(Work to do)
Your copy of the material below should match it exactly, except that it holds no pictures.
+ + + + +
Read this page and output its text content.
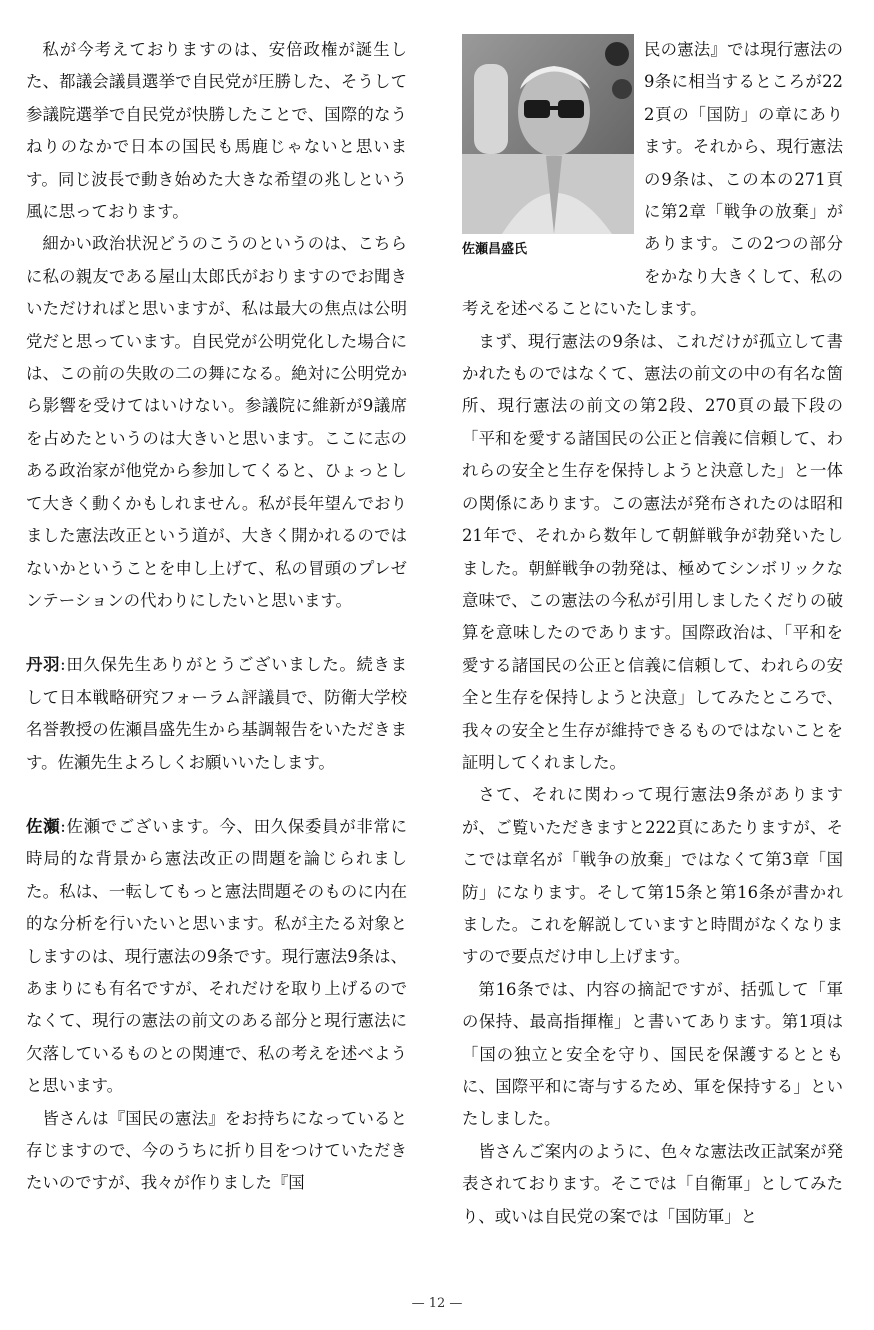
私が今考えておりますのは、安倍政権が誕生した、都議会議員選挙で自民党が圧勝した、そうして参議院選挙で自民党が快勝したことで、国際的なうねりのなかで日本の国民も馬鹿じゃないと思います。同じ波長で動き始めた大きな希望の兆しという風に思っております。

細かい政治状況どうのこうのというのは、こちらに私の親友である屋山太郎氏がおりますのでお聞きいただければと思いますが、私は最大の焦点は公明党だと思っています。自民党が公明党化した場合には、この前の失敗の二の舞になる。絶対に公明党から影響を受けてはいけない。参議院に維新が9議席を占めたというのは大きいと思います。ここに志のある政治家が他党から参加してくると、ひょっとして大きく動くかもしれません。私が長年望んでおりました憲法改正という道が、大きく開かれるのではないかということを申し上げて、私の冒頭のプレゼンテーションの代わりにしたいと思います。

丹羽:田久保先生ありがとうございました。続きまして日本戦略研究フォーラム評議員で、防衛大学校名誉教授の佐瀬昌盛先生から基調報告をいただきます。佐瀬先生よろしくお願いいたします。

佐瀬:佐瀬でございます。今、田久保委員が非常に時局的な背景から憲法改正の問題を論じられました。私は、一転してもっと憲法問題そのものに内在的な分析を行いたいと思います。私が主たる対象としますのは、現行憲法の9条です。現行憲法9条は、あまりにも有名ですが、それだけを取り上げるのでなくて、現行の憲法の前文のある部分と現行憲法に欠落しているものとの関連で、私の考えを述べようと思います。

皆さんは『国民の憲法』をお持ちになっていると存じますので、今のうちに折り目をつけていただきたいのですが、我々が作りました『国

佐瀬昌盛氏

民の憲法』では現行憲法の9条に相当するところが222頁の「国防」の章にあります。それから、現行憲法の9条は、この本の271頁に第2章「戦争の放棄」があります。この2つの部分をかなり大きくして、私の考えを述べることにいたします。

まず、現行憲法の9条は、これだけが孤立して書かれたものではなくて、憲法の前文の中の有名な箇所、現行憲法の前文の第2段、270頁の最下段の「平和を愛する諸国民の公正と信義に信頼して、われらの安全と生存を保持しようと決意した」と一体の関係にあります。この憲法が発布されたのは昭和21年で、それから数年して朝鮮戦争が勃発いたしました。朝鮮戦争の勃発は、極めてシンボリックな意味で、この憲法の今私が引用しましたくだりの破算を意味したのであります。国際政治は、「平和を愛する諸国民の公正と信義に信頼して、われらの安全と生存を保持しようと決意」してみたところで、我々の安全と生存が維持できるものではないことを証明してくれました。

さて、それに関わって現行憲法9条がありますが、ご覧いただきますと222頁にあたりますが、そこでは章名が「戦争の放棄」ではなくて第3章「国防」になります。そして第15条と第16条が書かれました。これを解説していますと時間がなくなりますので要点だけ申し上げます。

第16条では、内容の摘記ですが、括弧して「軍の保持、最高指揮権」と書いてあります。第1項は「国の独立と安全を守り、国民を保護するとともに、国際平和に寄与するため、軍を保持する」といたしました。

皆さんご案内のように、色々な憲法改正試案が発表されております。そこでは「自衛軍」としてみたり、或いは自民党の案では「国防軍」と

— 12 —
+ + + + +
(Expected answer)
Read this page and output its text content.
私が今考えておりますのは、安倍政権が誕生した、都議会議員選挙で自民党が圧勝した、そうして参議院選挙で自民党が快勝したことで、国際的なうねりのなかで日本の国民も馬鹿じゃないと思います。同じ波長で動き始めた大きな希望の兆しという風に思っております。

細かい政治状況どうのこうのというのは、こちらに私の親友である屋山太郎氏がおりますのでお聞きいただければと思いますが、私は最大の焦点は公明党だと思っています。自民党が公明党化した場合には、この前の失敗の二の舞になる。絶対に公明党から影響を受けてはいけない。参議院に維新が9議席を占めたというのは大きいと思います。ここに志のある政治家が他党から参加してくると、ひょっとして大きく動くかもしれません。私が長年望んでおりました憲法改正という道が、大きく開かれるのではないかということを申し上げて、私の冒頭のプレゼンテーションの代わりにしたいと思います。

丹羽:田久保先生ありがとうございました。続きまして日本戦略研究フォーラム評議員で、防衛大学校名誉教授の佐瀬昌盛先生から基調報告をいただきます。佐瀬先生よろしくお願いいたします。

佐瀬:佐瀬でございます。今、田久保委員が非常に時局的な背景から憲法改正の問題を論じられました。私は、一転してもっと憲法問題そのものに内在的な分析を行いたいと思います。私が主たる対象としますのは、現行憲法の9条です。現行憲法9条は、あまりにも有名ですが、それだけを取り上げるのでなくて、現行の憲法の前文のある部分と現行憲法に欠落しているものとの関連で、私の考えを述べようと思います。

皆さんは『国民の憲法』をお持ちになっていると存じますので、今のうちに折り目をつけていただきたいのですが、我々が作りました『国

佐瀬昌盛氏

民の憲法』では現行憲法の9条に相当するところが222頁の「国防」の章にあります。それから、現行憲法の9条は、この本の271頁に第2章「戦争の放棄」があります。この2つの部分をかなり大きくして、私の考えを述べることにいたします。

まず、現行憲法の9条は、これだけが孤立して書かれたものではなくて、憲法の前文の中の有名な箇所、現行憲法の前文の第2段、270頁の最下段の「平和を愛する諸国民の公正と信義に信頼して、われらの安全と生存を保持しようと決意した」と一体の関係にあります。この憲法が発布されたのは昭和21年で、それから数年して朝鮮戦争が勃発いたしました。朝鮮戦争の勃発は、極めてシンボリックな意味で、この憲法の今私が引用しましたくだりの破算を意味したのであります。国際政治は、「平和を愛する諸国民の公正と信義に信頼して、われらの安全と生存を保持しようと決意」してみたところで、我々の安全と生存が維持できるものではないことを証明してくれました。

さて、それに関わって現行憲法9条がありますが、ご覧いただきますと222頁にあたりますが、そこでは章名が「戦争の放棄」ではなくて第3章「国防」になります。そして第15条と第16条が書かれました。これを解説していますと時間がなくなりますので要点だけ申し上げます。

第16条では、内容の摘記ですが、括弧して「軍の保持、最高指揮権」と書いてあります。第1項は「国の独立と安全を守り、国民を保護するとともに、国際平和に寄与するため、軍を保持する」といたしました。

皆さんご案内のように、色々な憲法改正試案が発表されております。そこでは「自衛軍」としてみたり、或いは自民党の案では「国防軍」と

— 12 —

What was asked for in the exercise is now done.